Take every line from the listing below that includes "Harshvardhan" and copy it.

[Collected data entries]

--- start ---

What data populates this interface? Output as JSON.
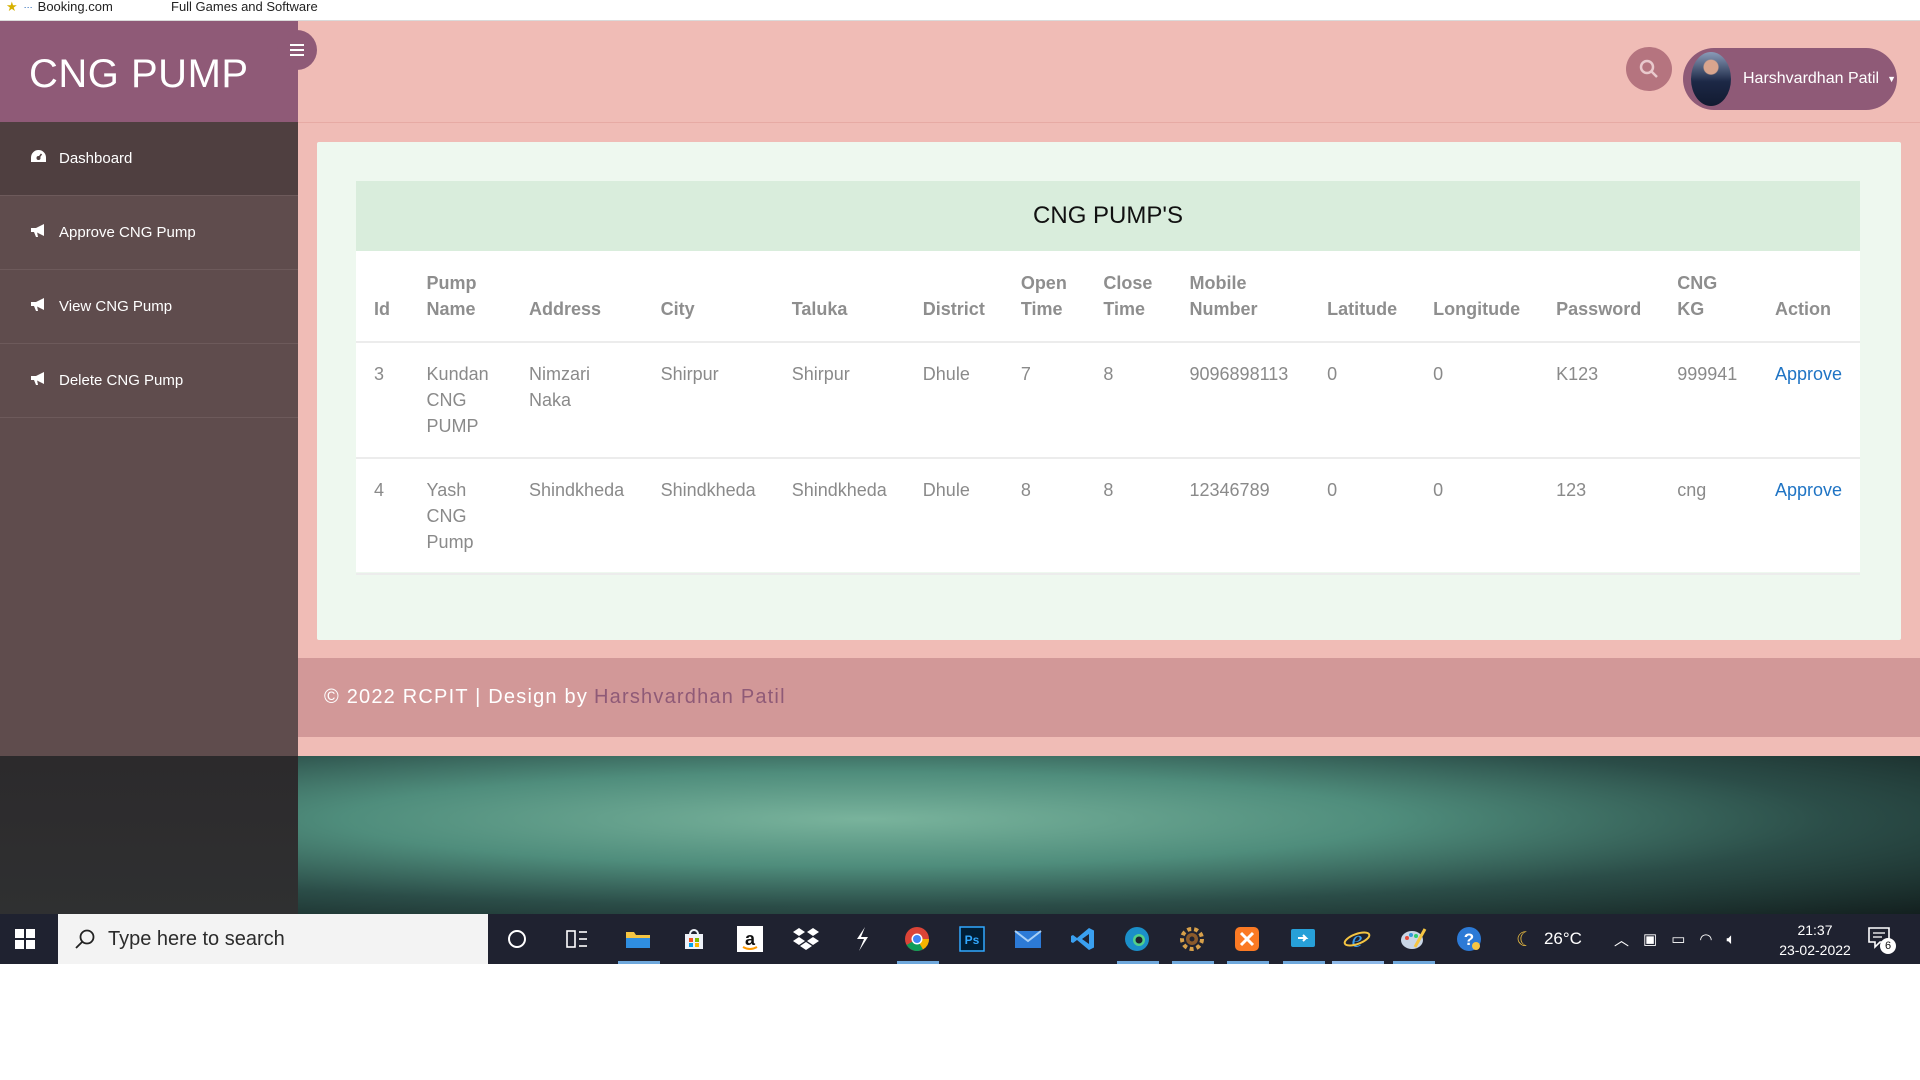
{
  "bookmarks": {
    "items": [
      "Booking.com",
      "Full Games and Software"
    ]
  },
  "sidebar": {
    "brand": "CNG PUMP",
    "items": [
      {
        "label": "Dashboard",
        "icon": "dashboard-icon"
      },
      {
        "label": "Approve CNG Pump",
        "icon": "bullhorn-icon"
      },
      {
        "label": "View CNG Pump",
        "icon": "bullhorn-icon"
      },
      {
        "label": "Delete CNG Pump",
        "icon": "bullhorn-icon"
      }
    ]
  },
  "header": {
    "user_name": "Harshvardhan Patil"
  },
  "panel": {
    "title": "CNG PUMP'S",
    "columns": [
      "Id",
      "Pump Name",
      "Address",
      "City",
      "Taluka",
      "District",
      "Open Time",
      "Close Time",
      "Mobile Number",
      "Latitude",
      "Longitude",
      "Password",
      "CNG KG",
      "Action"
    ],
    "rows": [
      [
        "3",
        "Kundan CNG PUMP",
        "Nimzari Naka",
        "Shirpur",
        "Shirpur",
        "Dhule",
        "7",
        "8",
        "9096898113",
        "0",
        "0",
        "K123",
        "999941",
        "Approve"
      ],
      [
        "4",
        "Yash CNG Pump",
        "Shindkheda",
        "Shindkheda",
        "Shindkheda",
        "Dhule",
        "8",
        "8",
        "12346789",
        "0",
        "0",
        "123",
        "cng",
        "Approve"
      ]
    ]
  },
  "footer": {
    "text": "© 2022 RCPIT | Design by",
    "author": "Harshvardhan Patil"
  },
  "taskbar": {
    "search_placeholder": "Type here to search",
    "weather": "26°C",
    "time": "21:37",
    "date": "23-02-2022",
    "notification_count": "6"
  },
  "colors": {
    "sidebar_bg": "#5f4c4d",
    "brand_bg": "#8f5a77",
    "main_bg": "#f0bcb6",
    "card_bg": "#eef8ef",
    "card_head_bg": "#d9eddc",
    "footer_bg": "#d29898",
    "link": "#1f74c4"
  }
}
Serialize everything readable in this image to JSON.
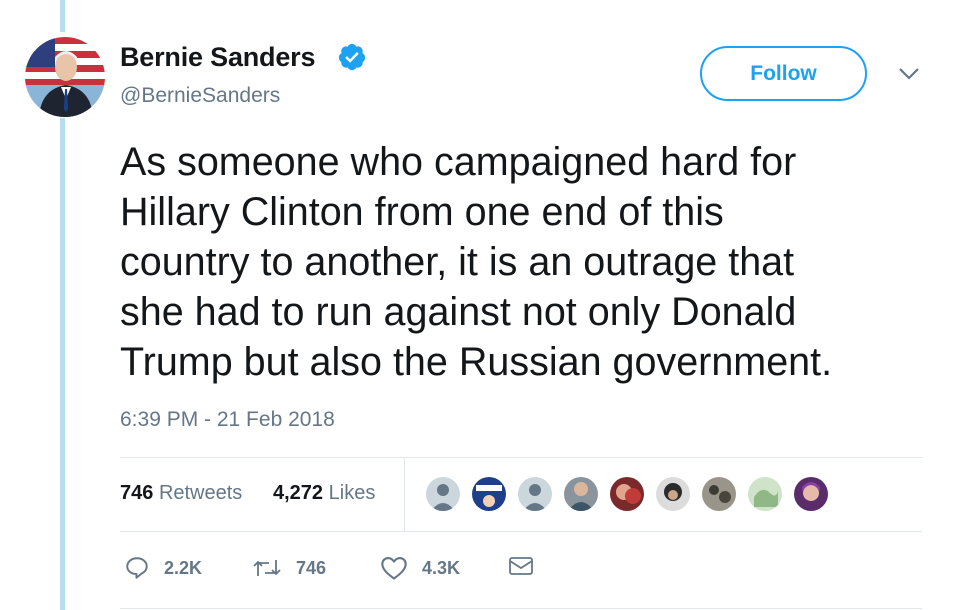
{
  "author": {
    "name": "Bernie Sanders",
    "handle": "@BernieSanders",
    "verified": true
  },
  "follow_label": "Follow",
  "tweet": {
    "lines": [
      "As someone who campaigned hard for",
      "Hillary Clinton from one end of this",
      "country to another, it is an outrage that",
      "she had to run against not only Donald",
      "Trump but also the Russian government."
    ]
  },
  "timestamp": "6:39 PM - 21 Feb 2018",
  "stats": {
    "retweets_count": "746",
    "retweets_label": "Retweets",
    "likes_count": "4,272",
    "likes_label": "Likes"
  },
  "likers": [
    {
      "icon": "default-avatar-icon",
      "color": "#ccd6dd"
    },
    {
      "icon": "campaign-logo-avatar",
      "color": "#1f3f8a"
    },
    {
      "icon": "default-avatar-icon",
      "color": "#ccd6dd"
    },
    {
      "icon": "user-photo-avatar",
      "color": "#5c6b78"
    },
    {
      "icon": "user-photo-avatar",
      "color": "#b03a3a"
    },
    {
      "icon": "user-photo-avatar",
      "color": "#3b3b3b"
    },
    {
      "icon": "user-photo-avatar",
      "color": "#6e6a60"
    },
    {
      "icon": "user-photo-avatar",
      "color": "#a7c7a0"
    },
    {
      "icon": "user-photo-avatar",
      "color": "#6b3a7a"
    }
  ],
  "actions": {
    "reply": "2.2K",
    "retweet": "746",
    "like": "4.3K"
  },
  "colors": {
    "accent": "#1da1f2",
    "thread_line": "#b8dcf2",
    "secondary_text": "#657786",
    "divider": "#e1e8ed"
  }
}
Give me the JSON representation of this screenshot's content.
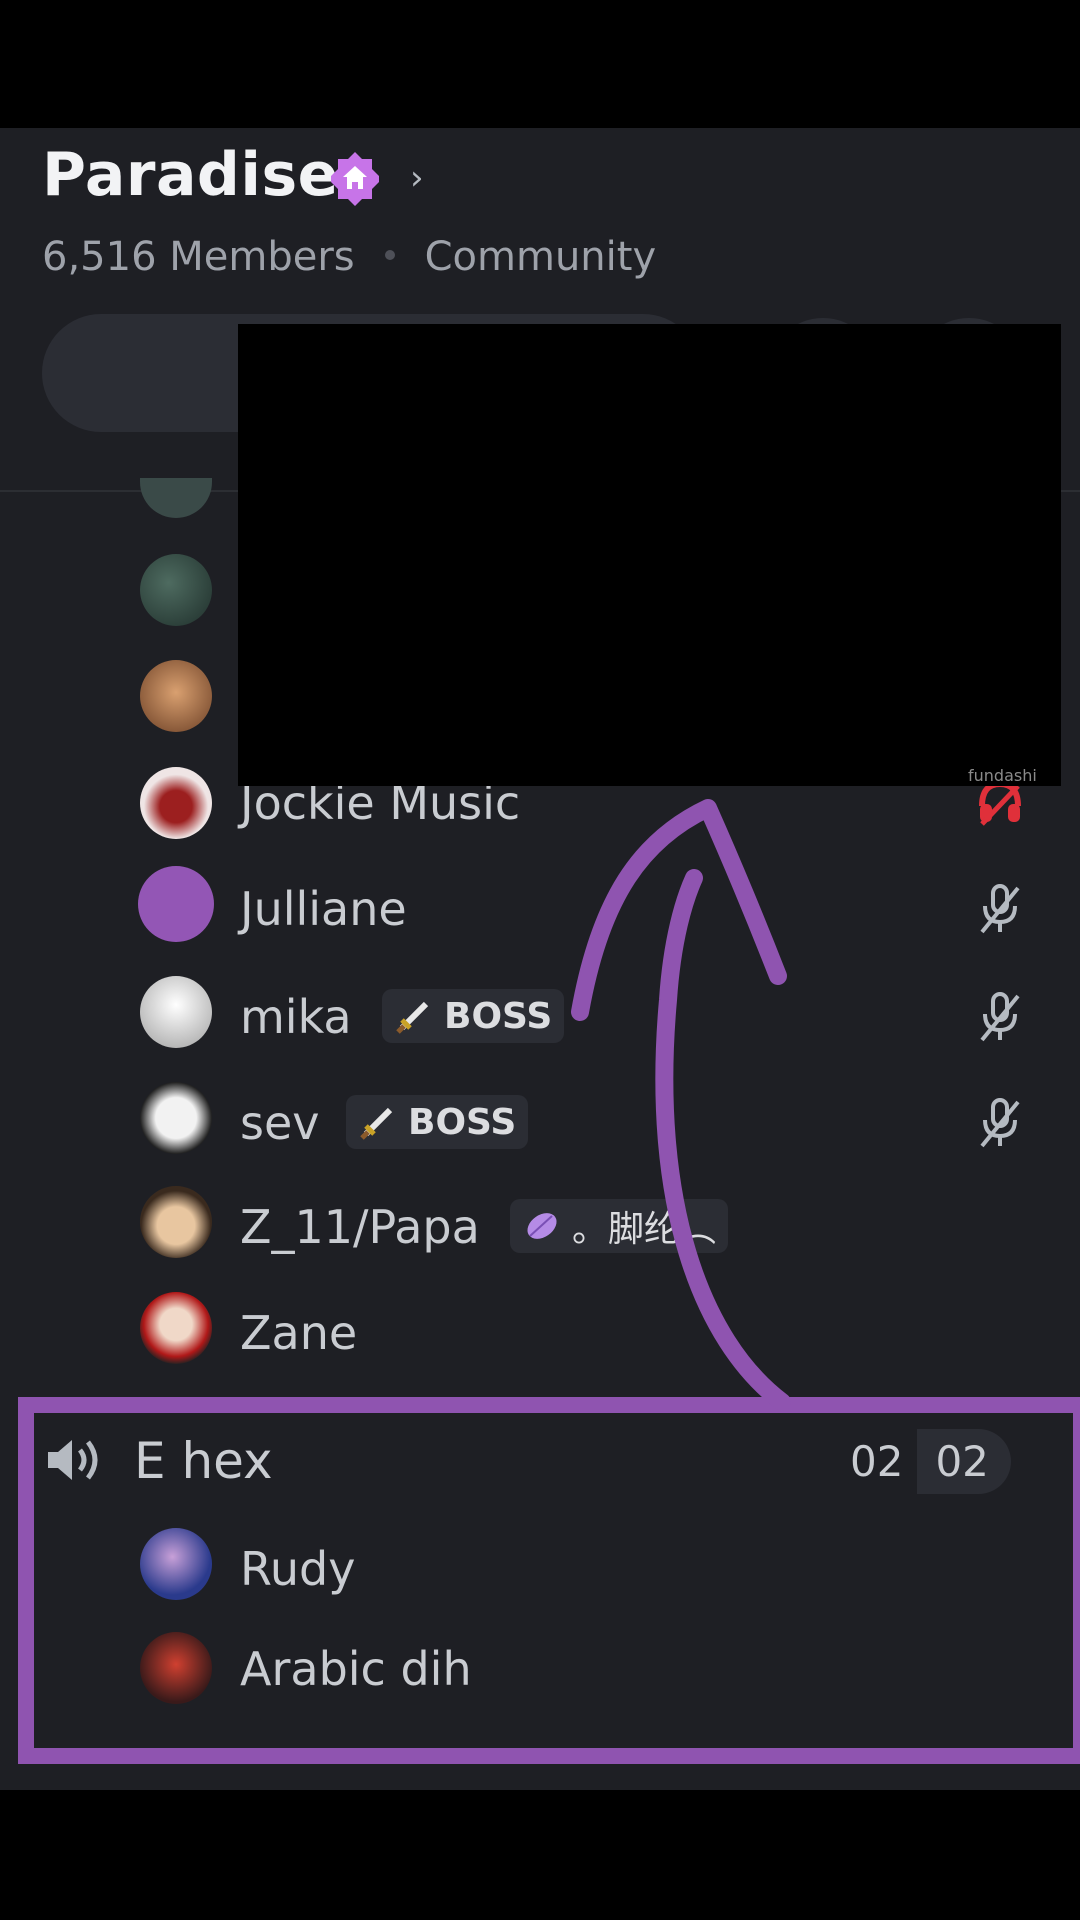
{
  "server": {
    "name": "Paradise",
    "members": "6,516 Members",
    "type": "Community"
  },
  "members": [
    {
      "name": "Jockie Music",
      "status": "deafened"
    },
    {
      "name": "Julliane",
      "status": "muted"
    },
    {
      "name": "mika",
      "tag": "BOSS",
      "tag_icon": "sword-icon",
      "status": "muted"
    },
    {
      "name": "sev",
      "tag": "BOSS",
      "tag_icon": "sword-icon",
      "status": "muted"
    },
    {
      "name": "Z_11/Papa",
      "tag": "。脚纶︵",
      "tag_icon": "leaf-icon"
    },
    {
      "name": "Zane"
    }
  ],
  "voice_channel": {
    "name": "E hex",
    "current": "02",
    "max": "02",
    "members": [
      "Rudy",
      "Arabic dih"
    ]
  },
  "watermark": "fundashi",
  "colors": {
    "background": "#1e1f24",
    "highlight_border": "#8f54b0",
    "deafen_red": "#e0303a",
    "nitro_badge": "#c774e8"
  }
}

--- end ---

Answer to this problem:
    "user_name": "Harshvardhan Patil"
    "author": "Harshvardhan Patil"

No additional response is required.